**DIRECTIONS FOR THIS TASK**: Each entry should be quoted word for word, including every mark of punctuation.

**GIVEN INFORMATION**:
────

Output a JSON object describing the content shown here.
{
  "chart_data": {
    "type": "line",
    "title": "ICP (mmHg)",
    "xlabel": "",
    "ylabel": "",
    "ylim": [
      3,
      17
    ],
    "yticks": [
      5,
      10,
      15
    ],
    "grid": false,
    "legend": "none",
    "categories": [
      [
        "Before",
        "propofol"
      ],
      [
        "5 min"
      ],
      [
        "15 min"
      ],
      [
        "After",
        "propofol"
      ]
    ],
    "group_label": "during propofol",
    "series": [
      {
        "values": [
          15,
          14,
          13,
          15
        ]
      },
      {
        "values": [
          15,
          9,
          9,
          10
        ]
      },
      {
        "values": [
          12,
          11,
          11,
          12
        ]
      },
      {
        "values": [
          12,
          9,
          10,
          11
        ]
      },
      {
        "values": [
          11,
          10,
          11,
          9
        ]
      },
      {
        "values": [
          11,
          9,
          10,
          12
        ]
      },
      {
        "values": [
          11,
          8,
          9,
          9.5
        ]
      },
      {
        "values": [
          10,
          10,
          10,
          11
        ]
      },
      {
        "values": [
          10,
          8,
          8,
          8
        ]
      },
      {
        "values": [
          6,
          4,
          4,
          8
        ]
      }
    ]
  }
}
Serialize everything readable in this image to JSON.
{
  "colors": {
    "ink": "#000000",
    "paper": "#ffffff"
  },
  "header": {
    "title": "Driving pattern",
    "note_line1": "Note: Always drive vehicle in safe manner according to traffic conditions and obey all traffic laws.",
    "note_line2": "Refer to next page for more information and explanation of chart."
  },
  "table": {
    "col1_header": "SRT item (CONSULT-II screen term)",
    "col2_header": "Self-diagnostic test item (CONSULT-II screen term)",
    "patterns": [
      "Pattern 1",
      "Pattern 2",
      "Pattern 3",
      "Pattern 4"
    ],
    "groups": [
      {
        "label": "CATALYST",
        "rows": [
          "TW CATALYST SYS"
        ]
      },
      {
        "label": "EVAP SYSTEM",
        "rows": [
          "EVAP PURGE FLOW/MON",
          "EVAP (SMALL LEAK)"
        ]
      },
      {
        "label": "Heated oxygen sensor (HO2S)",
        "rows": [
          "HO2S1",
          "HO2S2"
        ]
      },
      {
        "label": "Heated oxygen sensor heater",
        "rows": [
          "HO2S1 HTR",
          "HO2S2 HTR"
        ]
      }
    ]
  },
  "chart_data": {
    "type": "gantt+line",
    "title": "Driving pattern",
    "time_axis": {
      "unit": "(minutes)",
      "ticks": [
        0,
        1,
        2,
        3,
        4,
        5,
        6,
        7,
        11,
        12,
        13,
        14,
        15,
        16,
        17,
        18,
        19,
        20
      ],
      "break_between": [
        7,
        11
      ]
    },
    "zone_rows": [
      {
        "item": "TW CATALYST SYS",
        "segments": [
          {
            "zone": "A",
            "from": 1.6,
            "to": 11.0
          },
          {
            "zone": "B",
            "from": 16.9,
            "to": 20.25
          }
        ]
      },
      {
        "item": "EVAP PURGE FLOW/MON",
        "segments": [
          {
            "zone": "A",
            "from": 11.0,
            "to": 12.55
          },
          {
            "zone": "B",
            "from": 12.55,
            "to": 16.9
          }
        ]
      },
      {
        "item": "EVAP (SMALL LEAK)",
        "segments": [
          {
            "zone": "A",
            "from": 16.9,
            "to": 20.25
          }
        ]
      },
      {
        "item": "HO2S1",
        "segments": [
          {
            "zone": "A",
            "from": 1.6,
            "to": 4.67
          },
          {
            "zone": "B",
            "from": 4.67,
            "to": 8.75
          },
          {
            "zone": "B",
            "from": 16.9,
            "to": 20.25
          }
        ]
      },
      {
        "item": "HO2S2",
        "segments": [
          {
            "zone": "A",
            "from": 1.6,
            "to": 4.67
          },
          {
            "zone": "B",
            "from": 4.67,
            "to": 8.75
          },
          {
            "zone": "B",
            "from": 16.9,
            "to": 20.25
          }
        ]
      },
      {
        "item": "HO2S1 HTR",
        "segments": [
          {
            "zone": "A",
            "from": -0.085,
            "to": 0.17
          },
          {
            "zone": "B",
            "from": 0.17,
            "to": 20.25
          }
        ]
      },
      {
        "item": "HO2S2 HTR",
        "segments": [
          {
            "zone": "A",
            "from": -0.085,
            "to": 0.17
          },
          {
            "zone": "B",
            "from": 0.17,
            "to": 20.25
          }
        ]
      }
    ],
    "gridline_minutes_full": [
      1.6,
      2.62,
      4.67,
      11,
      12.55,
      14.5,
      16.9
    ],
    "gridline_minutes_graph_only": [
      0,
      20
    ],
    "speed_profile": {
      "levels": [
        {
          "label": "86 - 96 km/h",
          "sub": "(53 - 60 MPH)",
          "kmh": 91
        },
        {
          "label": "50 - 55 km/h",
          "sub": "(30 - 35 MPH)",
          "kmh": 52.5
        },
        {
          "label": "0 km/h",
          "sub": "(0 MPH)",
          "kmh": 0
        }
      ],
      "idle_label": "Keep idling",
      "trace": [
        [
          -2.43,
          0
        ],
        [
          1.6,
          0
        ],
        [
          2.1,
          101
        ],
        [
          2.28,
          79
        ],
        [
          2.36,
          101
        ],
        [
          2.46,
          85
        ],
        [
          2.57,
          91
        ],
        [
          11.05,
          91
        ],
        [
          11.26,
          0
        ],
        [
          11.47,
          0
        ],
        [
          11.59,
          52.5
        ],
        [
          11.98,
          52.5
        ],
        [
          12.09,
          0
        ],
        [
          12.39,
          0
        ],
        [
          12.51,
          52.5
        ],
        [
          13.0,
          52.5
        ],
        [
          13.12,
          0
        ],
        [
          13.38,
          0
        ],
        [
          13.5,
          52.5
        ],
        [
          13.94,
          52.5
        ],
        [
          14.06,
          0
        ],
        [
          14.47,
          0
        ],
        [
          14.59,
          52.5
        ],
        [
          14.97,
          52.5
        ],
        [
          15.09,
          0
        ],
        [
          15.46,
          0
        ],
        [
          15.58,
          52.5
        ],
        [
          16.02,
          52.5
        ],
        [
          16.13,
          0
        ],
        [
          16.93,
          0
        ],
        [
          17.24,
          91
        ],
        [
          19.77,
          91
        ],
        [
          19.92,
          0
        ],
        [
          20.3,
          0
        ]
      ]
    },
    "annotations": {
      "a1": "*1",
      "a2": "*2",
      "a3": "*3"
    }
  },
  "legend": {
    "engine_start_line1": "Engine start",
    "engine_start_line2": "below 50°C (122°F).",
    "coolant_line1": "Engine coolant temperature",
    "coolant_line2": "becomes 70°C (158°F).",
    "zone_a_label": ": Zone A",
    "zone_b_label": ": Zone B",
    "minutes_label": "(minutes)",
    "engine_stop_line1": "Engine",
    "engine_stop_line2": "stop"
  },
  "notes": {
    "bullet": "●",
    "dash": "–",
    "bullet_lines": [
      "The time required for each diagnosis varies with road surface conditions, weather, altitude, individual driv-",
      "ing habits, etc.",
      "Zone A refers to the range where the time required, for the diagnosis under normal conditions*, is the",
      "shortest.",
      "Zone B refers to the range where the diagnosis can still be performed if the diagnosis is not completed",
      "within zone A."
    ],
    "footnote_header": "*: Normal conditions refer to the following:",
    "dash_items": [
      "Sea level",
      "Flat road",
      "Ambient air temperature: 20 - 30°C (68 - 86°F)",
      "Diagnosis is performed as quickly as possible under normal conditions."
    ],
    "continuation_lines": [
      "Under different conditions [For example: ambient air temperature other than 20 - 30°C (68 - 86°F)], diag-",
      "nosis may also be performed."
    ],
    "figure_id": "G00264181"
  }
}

────

**THE RESULT**:
Output a JSON object describing the content shown here.
{
  "chart_data": {
    "type": "line",
    "title": "ICP (mmHg)",
    "xlabel": "",
    "ylabel": "",
    "ylim": [
      3,
      17
    ],
    "yticks": [
      5,
      10,
      15
    ],
    "grid": false,
    "legend": "none",
    "categories": [
      [
        "Before",
        "propofol"
      ],
      [
        "5 min"
      ],
      [
        "15 min"
      ],
      [
        "After",
        "propofol"
      ]
    ],
    "group_label": "during propofol",
    "series": [
      {
        "values": [
          15,
          14,
          13,
          15
        ]
      },
      {
        "values": [
          15,
          9,
          9,
          10
        ]
      },
      {
        "values": [
          12,
          11,
          11,
          12
        ]
      },
      {
        "values": [
          12,
          9,
          10,
          11
        ]
      },
      {
        "values": [
          11,
          10,
          11,
          9
        ]
      },
      {
        "values": [
          11,
          9,
          10,
          12
        ]
      },
      {
        "values": [
          11,
          8,
          9,
          9.5
        ]
      },
      {
        "values": [
          10,
          10,
          10,
          11
        ]
      },
      {
        "values": [
          10,
          8,
          8,
          8
        ]
      },
      {
        "values": [
          6,
          4,
          4,
          8
        ]
      }
    ]
  }
}
Serialize everything readable in this image to JSON.
{
  "colors": {
    "ink": "#000000",
    "paper": "#ffffff"
  },
  "header": {
    "title": "Driving pattern",
    "note_line1": "Note: Always drive vehicle in safe manner according to traffic conditions and obey all traffic laws.",
    "note_line2": "Refer to next page for more information and explanation of chart."
  },
  "table": {
    "col1_header": "SRT item (CONSULT-II screen term)",
    "col2_header": "Self-diagnostic test item (CONSULT-II screen term)",
    "patterns": [
      "Pattern 1",
      "Pattern 2",
      "Pattern 3",
      "Pattern 4"
    ],
    "groups": [
      {
        "label": "CATALYST",
        "rows": [
          "TW CATALYST SYS"
        ]
      },
      {
        "label": "EVAP SYSTEM",
        "rows": [
          "EVAP PURGE FLOW/MON",
          "EVAP (SMALL LEAK)"
        ]
      },
      {
        "label": "Heated oxygen sensor (HO2S)",
        "rows": [
          "HO2S1",
          "HO2S2"
        ]
      },
      {
        "label": "Heated oxygen sensor heater",
        "rows": [
          "HO2S1 HTR",
          "HO2S2 HTR"
        ]
      }
    ]
  },
  "chart_data": {
    "type": "gantt+line",
    "title": "Driving pattern",
    "time_axis": {
      "unit": "(minutes)",
      "ticks": [
        0,
        1,
        2,
        3,
        4,
        5,
        6,
        7,
        11,
        12,
        13,
        14,
        15,
        16,
        17,
        18,
        19,
        20
      ],
      "break_between": [
        7,
        11
      ]
    },
    "zone_rows": [
      {
        "item": "TW CATALYST SYS",
        "segments": [
          {
            "zone": "A",
            "from": 1.6,
            "to": 11.0
          },
          {
            "zone": "B",
            "from": 16.9,
            "to": 20.25
          }
        ]
      },
      {
        "item": "EVAP PURGE FLOW/MON",
        "segments": [
          {
            "zone": "A",
            "from": 11.0,
            "to": 12.55
          },
          {
            "zone": "B",
            "from": 12.55,
            "to": 16.9
          }
        ]
      },
      {
        "item": "EVAP (SMALL LEAK)",
        "segments": [
          {
            "zone": "A",
            "from": 16.9,
            "to": 20.25
          }
        ]
      },
      {
        "item": "HO2S1",
        "segments": [
          {
            "zone": "A",
            "from": 1.6,
            "to": 4.67
          },
          {
            "zone": "B",
            "from": 4.67,
            "to": 8.75
          },
          {
            "zone": "B",
            "from": 16.9,
            "to": 20.25
          }
        ]
      },
      {
        "item": "HO2S2",
        "segments": [
          {
            "zone": "A",
            "from": 1.6,
            "to": 4.67
          },
          {
            "zone": "B",
            "from": 4.67,
            "to": 8.75
          },
          {
            "zone": "B",
            "from": 16.9,
            "to": 20.25
          }
        ]
      },
      {
        "item": "HO2S1 HTR",
        "segments": [
          {
            "zone": "A",
            "from": -0.085,
            "to": 0.17
          },
          {
            "zone": "B",
            "from": 0.17,
            "to": 20.25
          }
        ]
      },
      {
        "item": "HO2S2 HTR",
        "segments": [
          {
            "zone": "A",
            "from": -0.085,
            "to": 0.17
          },
          {
            "zone": "B",
            "from": 0.17,
            "to": 20.25
          }
        ]
      }
    ],
    "gridline_minutes_full": [
      1.6,
      2.62,
      4.67,
      11,
      12.55,
      14.5,
      16.9
    ],
    "gridline_minutes_graph_only": [
      0,
      20
    ],
    "speed_profile": {
      "levels": [
        {
          "label": "86 - 96 km/h",
          "sub": "(53 - 60 MPH)",
          "kmh": 91
        },
        {
          "label": "50 - 55 km/h",
          "sub": "(30 - 35 MPH)",
          "kmh": 52.5
        },
        {
          "label": "0 km/h",
          "sub": "(0 MPH)",
          "kmh": 0
        }
      ],
      "idle_label": "Keep idling",
      "trace": [
        [
          -2.43,
          0
        ],
        [
          1.6,
          0
        ],
        [
          2.1,
          101
        ],
        [
          2.28,
          79
        ],
        [
          2.36,
          101
        ],
        [
          2.46,
          85
        ],
        [
          2.57,
          91
        ],
        [
          11.05,
          91
        ],
        [
          11.26,
          0
        ],
        [
          11.47,
          0
        ],
        [
          11.59,
          52.5
        ],
        [
          11.98,
          52.5
        ],
        [
          12.09,
          0
        ],
        [
          12.39,
          0
        ],
        [
          12.51,
          52.5
        ],
        [
          13.0,
          52.5
        ],
        [
          13.12,
          0
        ],
        [
          13.38,
          0
        ],
        [
          13.5,
          52.5
        ],
        [
          13.94,
          52.5
        ],
        [
          14.06,
          0
        ],
        [
          14.47,
          0
        ],
        [
          14.59,
          52.5
        ],
        [
          14.97,
          52.5
        ],
        [
          15.09,
          0
        ],
        [
          15.46,
          0
        ],
        [
          15.58,
          52.5
        ],
        [
          16.02,
          52.5
        ],
        [
          16.13,
          0
        ],
        [
          16.93,
          0
        ],
        [
          17.24,
          91
        ],
        [
          19.77,
          91
        ],
        [
          19.92,
          0
        ],
        [
          20.3,
          0
        ]
      ]
    },
    "annotations": {
      "a1": "*1",
      "a2": "*2",
      "a3": "*3"
    }
  },
  "legend": {
    "engine_start_line1": "Engine start",
    "engine_start_line2": "below 50°C (122°F).",
    "coolant_line1": "Engine coolant temperature",
    "coolant_line2": "becomes 70°C (158°F).",
    "zone_a_label": ": Zone A",
    "zone_b_label": ": Zone B",
    "minutes_label": "(minutes)",
    "engine_stop_line1": "Engine",
    "engine_stop_line2": "stop"
  },
  "notes": {
    "bullet": "●",
    "dash": "–",
    "bullet_lines": [
      "The time required for each diagnosis varies with road surface conditions, weather, altitude, individual driv-",
      "ing habits, etc.",
      "Zone A refers to the range where the time required, for the diagnosis under normal conditions*, is the",
      "shortest.",
      "Zone B refers to the range where the diagnosis can still be performed if the diagnosis is not completed",
      "within zone A."
    ],
    "footnote_header": "*: Normal conditions refer to the following:",
    "dash_items": [
      "Sea level",
      "Flat road",
      "Ambient air temperature: 20 - 30°C (68 - 86°F)",
      "Diagnosis is performed as quickly as possible under normal conditions."
    ],
    "continuation_lines": [
      "Under different conditions [For example: ambient air temperature other than 20 - 30°C (68 - 86°F)], diag-",
      "nosis may also be performed."
    ],
    "figure_id": "G00264181"
  }
}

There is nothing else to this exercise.